▸ **TO DO**
Copy every line from the data below in which the string "title" can be found.

Records that describe figures
------------------------------

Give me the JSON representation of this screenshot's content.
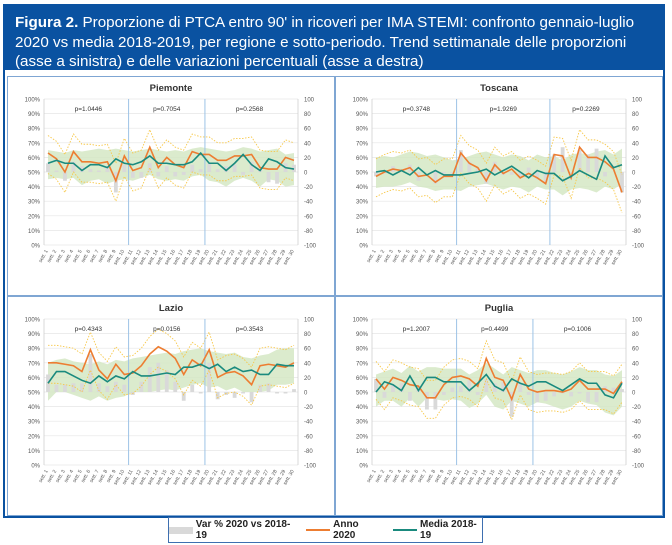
{
  "figure": {
    "label": "Figura 2.",
    "caption": " Proporzione di PTCA entro 90' in ricoveri per IMA STEMI: confronto gennaio-luglio 2020 vs media 2018-2019, per regione e sotto-periodo. Trend settimanale delle proporzioni (asse a sinistra) e delle variazioni percentuali (asse a destra)"
  },
  "colors": {
    "header_bg": "#0a52a1",
    "anno2020": "#ed7d31",
    "media": "#1a8a7e",
    "band": "#d5e8c4",
    "ci_dotted": "#f7c84a",
    "var_bar": "#d9d9d9",
    "period_line": "#9dc3e6"
  },
  "legend": {
    "items": [
      {
        "label": "Var % 2020 vs 2018-19",
        "type": "bar"
      },
      {
        "label": "Anno 2020",
        "type": "line"
      },
      {
        "label": "Media 2018-19",
        "type": "line"
      }
    ]
  },
  "chart_data": [
    {
      "type": "line",
      "title": "Piemonte",
      "left_axis": {
        "ticks": [
          "0%",
          "10%",
          "20%",
          "30%",
          "40%",
          "50%",
          "60%",
          "70%",
          "80%",
          "90%",
          "100%"
        ],
        "ylim": [
          0,
          100
        ]
      },
      "right_axis": {
        "ticks": [
          "-100",
          "-80",
          "-60",
          "-40",
          "-20",
          "0",
          "20",
          "40",
          "60",
          "80",
          "100"
        ],
        "ylim": [
          -100,
          100
        ]
      },
      "x_labels_note": "weekly date ranges, gennaio-luglio (illegible)",
      "period_breaks": [
        9,
        18
      ],
      "p_values": [
        "p=1.0446",
        "p=0.7054",
        "p=0.2568"
      ],
      "series": [
        {
          "name": "Anno 2020",
          "values": [
            63,
            59,
            50,
            64,
            57,
            57,
            56,
            57,
            44,
            61,
            51,
            53,
            67,
            53,
            60,
            55,
            53,
            64,
            62,
            62,
            58,
            58,
            61,
            61,
            62,
            53,
            52,
            52,
            60,
            58
          ]
        },
        {
          "name": "Media 2018-19",
          "values": [
            56,
            58,
            56,
            56,
            51,
            55,
            55,
            53,
            59,
            56,
            55,
            57,
            61,
            56,
            56,
            55,
            55,
            57,
            63,
            56,
            56,
            51,
            56,
            62,
            55,
            51,
            59,
            57,
            53,
            52
          ]
        },
        {
          "name": "Banda superiore",
          "values": [
            65,
            64,
            63,
            65,
            64,
            65,
            66,
            65,
            66,
            65,
            64,
            65,
            66,
            65,
            64,
            65,
            64,
            66,
            67,
            66,
            65,
            64,
            65,
            67,
            66,
            64,
            65,
            66,
            62,
            63
          ]
        },
        {
          "name": "Banda inferiore",
          "values": [
            45,
            46,
            45,
            46,
            41,
            44,
            45,
            42,
            44,
            45,
            44,
            46,
            48,
            45,
            44,
            45,
            44,
            47,
            48,
            44,
            43,
            40,
            44,
            46,
            44,
            40,
            45,
            44,
            40,
            41
          ]
        },
        {
          "name": "Var % 2020 vs 2018-19",
          "values": [
            12,
            2,
            -12,
            14,
            8,
            4,
            2,
            8,
            -28,
            10,
            -8,
            -8,
            12,
            -6,
            8,
            -6,
            -4,
            10,
            4,
            12,
            4,
            8,
            10,
            -4,
            14,
            4,
            -14,
            -16,
            12,
            10
          ]
        }
      ]
    },
    {
      "type": "line",
      "title": "Toscana",
      "left_axis": {
        "ticks": [
          "0%",
          "10%",
          "20%",
          "30%",
          "40%",
          "50%",
          "60%",
          "70%",
          "80%",
          "90%",
          "100%"
        ],
        "ylim": [
          0,
          100
        ]
      },
      "right_axis": {
        "ticks": [
          "-100",
          "-80",
          "-60",
          "-40",
          "-20",
          "0",
          "20",
          "40",
          "60",
          "80",
          "100"
        ],
        "ylim": [
          -100,
          100
        ]
      },
      "x_labels_note": "weekly date ranges, gennaio-luglio (illegible)",
      "period_breaks": [
        9,
        20
      ],
      "p_values": [
        "p=0.3748",
        "p=1.9269",
        "p=0.2269"
      ],
      "series": [
        {
          "name": "Anno 2020",
          "values": [
            47,
            50,
            52,
            51,
            53,
            47,
            48,
            43,
            47,
            47,
            63,
            56,
            53,
            44,
            55,
            49,
            52,
            46,
            49,
            46,
            42,
            62,
            61,
            46,
            67,
            60,
            60,
            57,
            52,
            36
          ]
        },
        {
          "name": "Media 2018-19",
          "values": [
            50,
            51,
            48,
            51,
            48,
            53,
            48,
            51,
            48,
            48,
            48,
            49,
            50,
            52,
            48,
            51,
            54,
            50,
            46,
            51,
            49,
            49,
            44,
            47,
            51,
            48,
            45,
            61,
            53,
            55
          ]
        },
        {
          "name": "Banda superiore",
          "values": [
            60,
            61,
            60,
            62,
            64,
            63,
            61,
            62,
            60,
            58,
            59,
            61,
            63,
            64,
            62,
            60,
            62,
            61,
            58,
            62,
            60,
            61,
            58,
            62,
            63,
            62,
            64,
            65,
            62,
            66
          ]
        },
        {
          "name": "Banda inferiore",
          "values": [
            39,
            40,
            40,
            41,
            43,
            40,
            39,
            37,
            38,
            38,
            37,
            40,
            41,
            42,
            40,
            38,
            40,
            39,
            36,
            40,
            38,
            38,
            34,
            38,
            39,
            38,
            36,
            40,
            38,
            42
          ]
        },
        {
          "name": "Var % 2020 vs 2018-19",
          "values": [
            -6,
            -2,
            8,
            0,
            10,
            -12,
            0,
            -16,
            -2,
            -2,
            30,
            14,
            6,
            -16,
            14,
            -4,
            -4,
            -8,
            6,
            -10,
            -14,
            24,
            34,
            -2,
            30,
            24,
            32,
            -6,
            0,
            -28
          ]
        }
      ]
    },
    {
      "type": "line",
      "title": "Lazio",
      "left_axis": {
        "ticks": [
          "0%",
          "10%",
          "20%",
          "30%",
          "40%",
          "50%",
          "60%",
          "70%",
          "80%",
          "90%",
          "100%"
        ],
        "ylim": [
          0,
          100
        ]
      },
      "right_axis": {
        "ticks": [
          "-100",
          "-80",
          "-60",
          "-40",
          "-20",
          "0",
          "20",
          "40",
          "60",
          "80",
          "100"
        ],
        "ylim": [
          -100,
          100
        ]
      },
      "x_labels_note": "weekly date ranges, gennaio-luglio (illegible)",
      "period_breaks": [
        9,
        18
      ],
      "p_values": [
        "p=0.4343",
        "p=0.0156",
        "p=0.3543"
      ],
      "series": [
        {
          "name": "Anno 2020",
          "values": [
            70,
            70,
            69,
            68,
            64,
            79,
            65,
            59,
            69,
            62,
            63,
            68,
            76,
            81,
            78,
            73,
            62,
            72,
            68,
            79,
            60,
            63,
            64,
            61,
            55,
            68,
            69,
            68,
            67,
            70
          ]
        },
        {
          "name": "Media 2018-19",
          "values": [
            56,
            64,
            64,
            61,
            58,
            56,
            61,
            57,
            61,
            59,
            64,
            61,
            61,
            62,
            63,
            62,
            67,
            67,
            69,
            66,
            69,
            64,
            67,
            64,
            65,
            62,
            62,
            69,
            68,
            68
          ]
        },
        {
          "name": "Banda superiore",
          "values": [
            70,
            72,
            73,
            71,
            70,
            69,
            71,
            69,
            72,
            71,
            73,
            74,
            75,
            76,
            77,
            76,
            78,
            79,
            80,
            78,
            77,
            76,
            77,
            74,
            73,
            75,
            76,
            79,
            80,
            80
          ]
        },
        {
          "name": "Banda inferiore",
          "values": [
            44,
            50,
            50,
            48,
            46,
            44,
            47,
            44,
            46,
            47,
            50,
            50,
            50,
            51,
            52,
            51,
            53,
            55,
            56,
            53,
            54,
            51,
            53,
            50,
            50,
            50,
            51,
            55,
            55,
            56
          ]
        },
        {
          "name": "Var % 2020 vs 2018-19",
          "values": [
            24,
            10,
            10,
            12,
            12,
            52,
            12,
            8,
            14,
            10,
            -4,
            14,
            34,
            40,
            30,
            14,
            -12,
            10,
            -2,
            40,
            -10,
            -4,
            -8,
            -2,
            -14,
            10,
            12,
            -2,
            -2,
            4
          ]
        }
      ]
    },
    {
      "type": "line",
      "title": "Puglia",
      "left_axis": {
        "ticks": [
          "0%",
          "10%",
          "20%",
          "30%",
          "40%",
          "50%",
          "60%",
          "70%",
          "80%",
          "90%",
          "100%"
        ],
        "ylim": [
          0,
          100
        ]
      },
      "right_axis": {
        "ticks": [
          "-100",
          "-80",
          "-60",
          "-40",
          "-20",
          "0",
          "20",
          "40",
          "60",
          "80",
          "100"
        ],
        "ylim": [
          -100,
          100
        ]
      },
      "x_labels_note": "weekly date ranges, gennaio-luglio (illegible)",
      "period_breaks": [
        9,
        18
      ],
      "p_values": [
        "p=1.2007",
        "p=0.4499",
        "p=0.1006"
      ],
      "series": [
        {
          "name": "Anno 2020",
          "values": [
            59,
            52,
            60,
            58,
            55,
            54,
            46,
            46,
            55,
            60,
            61,
            59,
            54,
            73,
            60,
            58,
            45,
            62,
            52,
            50,
            51,
            51,
            50,
            52,
            58,
            52,
            52,
            52,
            49,
            57
          ]
        },
        {
          "name": "Media 2018-19",
          "values": [
            50,
            57,
            55,
            51,
            61,
            51,
            60,
            60,
            57,
            57,
            57,
            51,
            56,
            62,
            54,
            51,
            59,
            56,
            54,
            57,
            57,
            54,
            51,
            55,
            59,
            56,
            56,
            48,
            46,
            56
          ]
        },
        {
          "name": "Banda superiore",
          "values": [
            62,
            64,
            66,
            63,
            68,
            64,
            67,
            67,
            66,
            66,
            66,
            62,
            65,
            70,
            66,
            62,
            67,
            65,
            63,
            65,
            65,
            63,
            62,
            64,
            67,
            65,
            65,
            62,
            61,
            65
          ]
        },
        {
          "name": "Banda inferiore",
          "values": [
            40,
            44,
            44,
            40,
            46,
            40,
            46,
            45,
            44,
            45,
            44,
            39,
            42,
            48,
            40,
            38,
            44,
            42,
            40,
            43,
            42,
            40,
            38,
            40,
            44,
            42,
            41,
            36,
            34,
            40
          ]
        },
        {
          "name": "Var % 2020 vs 2018-19",
          "values": [
            18,
            -8,
            10,
            12,
            -12,
            6,
            -24,
            -24,
            -4,
            6,
            8,
            16,
            -4,
            18,
            12,
            14,
            -34,
            12,
            -4,
            -14,
            -12,
            -6,
            -2,
            -6,
            -2,
            -14,
            -14,
            8,
            6,
            4
          ]
        }
      ]
    }
  ]
}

------------------------------

▸ **WRITTEN SOLUTION**
      "title": "Piemonte",
      "title": "Toscana",
      "title": "Lazio",
      "title": "Puglia",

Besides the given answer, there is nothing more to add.